### Input for this task ###

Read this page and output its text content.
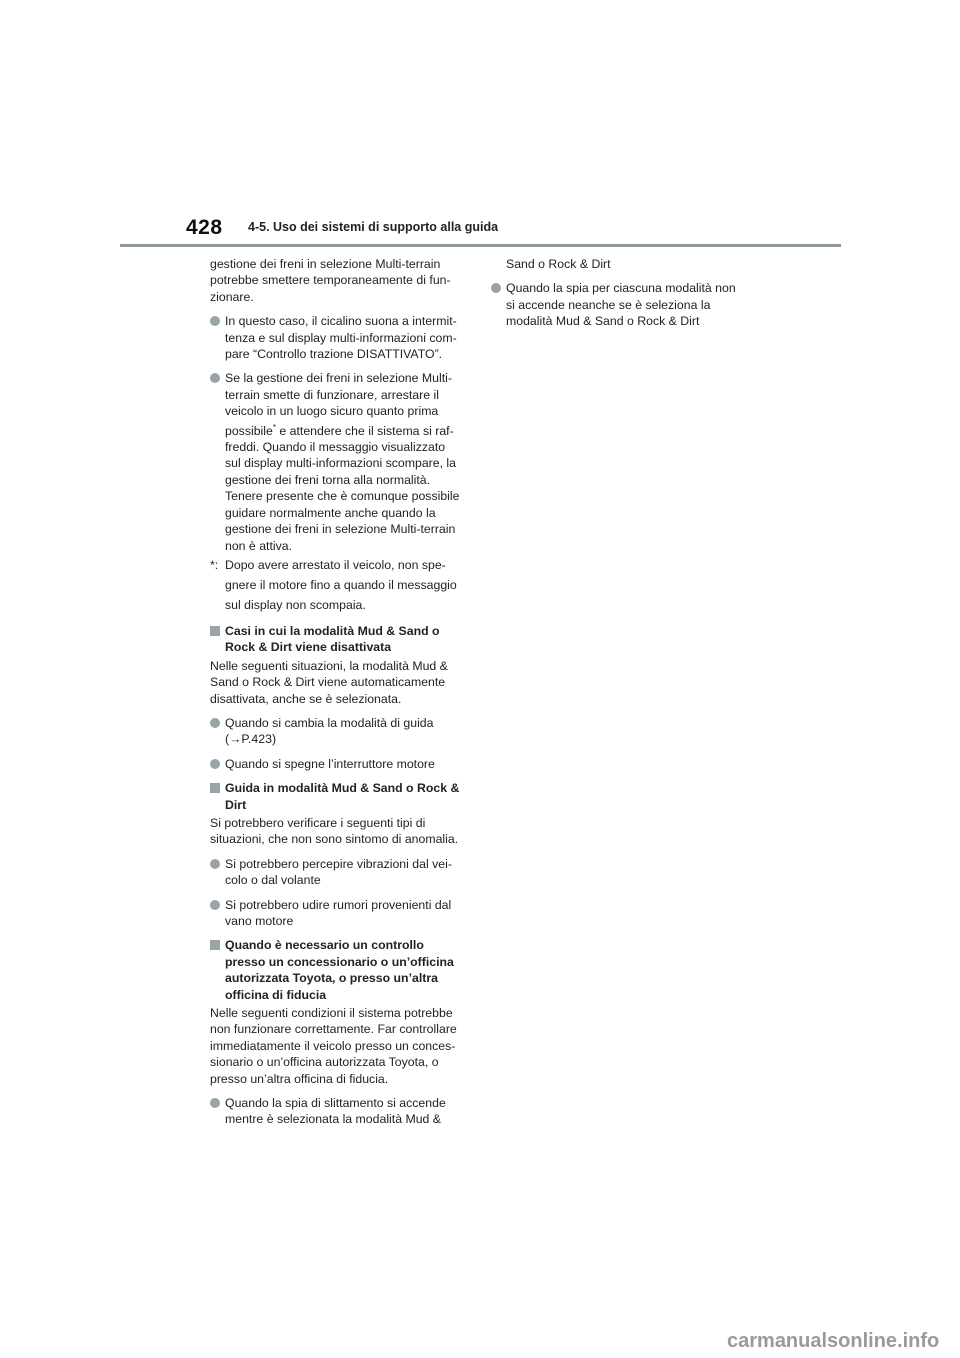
428 4-5. Uso dei sistemi di supporto alla guida

gestione dei freni in selezione Multi-terrain
potrebbe smettere temporaneamente di fun-
zionare.

In questo caso, il cicalino suona a intermit-
tenza e sul display multi-informazioni com-
pare “Controllo trazione DISATTIVATO”.
Se la gestione dei freni in selezione Multi-
terrain smette di funzionare, arrestare il
veicolo in un luogo sicuro quanto prima
possibile* e attendere che il sistema si raf-
freddi. Quando il messaggio visualizzato
sul display multi-informazioni scompare, la
gestione dei freni torna alla normalità.
Tenere presente che è comunque possibile
guidare normalmente anche quando la
gestione dei freni in selezione Multi-terrain
non è attiva.
*: Dopo avere arrestato il veicolo, non spe-
gnere il motore fino a quando il messaggio
sul display non scompaia.
Casi in cui la modalità Mud & Sand o
Rock & Dirt viene disattivata

Nelle seguenti situazioni, la modalità Mud &
Sand o Rock & Dirt viene automaticamente
disattivata, anche se è selezionata.

Quando si cambia la modalità di guida
(→P.423)
Quando si spegne l’interruttore motore
Guida in modalità Mud & Sand o Rock &
Dirt

Si potrebbero verificare i seguenti tipi di
situazioni, che non sono sintomo di anomalia.

Si potrebbero percepire vibrazioni dal vei-
colo o dal volante
Si potrebbero udire rumori provenienti dal
vano motore
Quando è necessario un controllo
presso un concessionario o un’officina
autorizzata Toyota, o presso un’altra
officina di fiducia

Nelle seguenti condizioni il sistema potrebbe
non funzionare correttamente. Far controllare
immediatamente il veicolo presso un conces-
sionario o un’officina autorizzata Toyota, o
presso un’altra officina di fiducia.

Quando la spia di slittamento si accende
mentre è selezionata la modalità Mud &

Sand o Rock & Dirt

Quando la spia per ciascuna modalità non
si accende neanche se è seleziona la
modalità Mud & Sand o Rock & Dirt
carmanualsonline.info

###

Set the listing down in full and exactly. Pictures within it should not appear in the copy.

Read this page and output its text content.
428 4-5. Uso dei sistemi di supporto alla guida

gestione dei freni in selezione Multi-terrain
potrebbe smettere temporaneamente di fun-
zionare.

In questo caso, il cicalino suona a intermit-
tenza e sul display multi-informazioni com-
pare “Controllo trazione DISATTIVATO”.
Se la gestione dei freni in selezione Multi-
terrain smette di funzionare, arrestare il
veicolo in un luogo sicuro quanto prima
possibile* e attendere che il sistema si raf-
freddi. Quando il messaggio visualizzato
sul display multi-informazioni scompare, la
gestione dei freni torna alla normalità.
Tenere presente che è comunque possibile
guidare normalmente anche quando la
gestione dei freni in selezione Multi-terrain
non è attiva.
*: Dopo avere arrestato il veicolo, non spe-
gnere il motore fino a quando il messaggio
sul display non scompaia.
Casi in cui la modalità Mud & Sand o
Rock & Dirt viene disattivata

Nelle seguenti situazioni, la modalità Mud &
Sand o Rock & Dirt viene automaticamente
disattivata, anche se è selezionata.

Quando si cambia la modalità di guida
(→P.423)
Quando si spegne l’interruttore motore
Guida in modalità Mud & Sand o Rock &
Dirt

Si potrebbero verificare i seguenti tipi di
situazioni, che non sono sintomo di anomalia.

Si potrebbero percepire vibrazioni dal vei-
colo o dal volante
Si potrebbero udire rumori provenienti dal
vano motore
Quando è necessario un controllo
presso un concessionario o un’officina
autorizzata Toyota, o presso un’altra
officina di fiducia

Nelle seguenti condizioni il sistema potrebbe
non funzionare correttamente. Far controllare
immediatamente il veicolo presso un conces-
sionario o un’officina autorizzata Toyota, o
presso un’altra officina di fiducia.

Quando la spia di slittamento si accende
mentre è selezionata la modalità Mud &

Sand o Rock & Dirt

Quando la spia per ciascuna modalità non
si accende neanche se è seleziona la
modalità Mud & Sand o Rock & Dirt
carmanualsonline.info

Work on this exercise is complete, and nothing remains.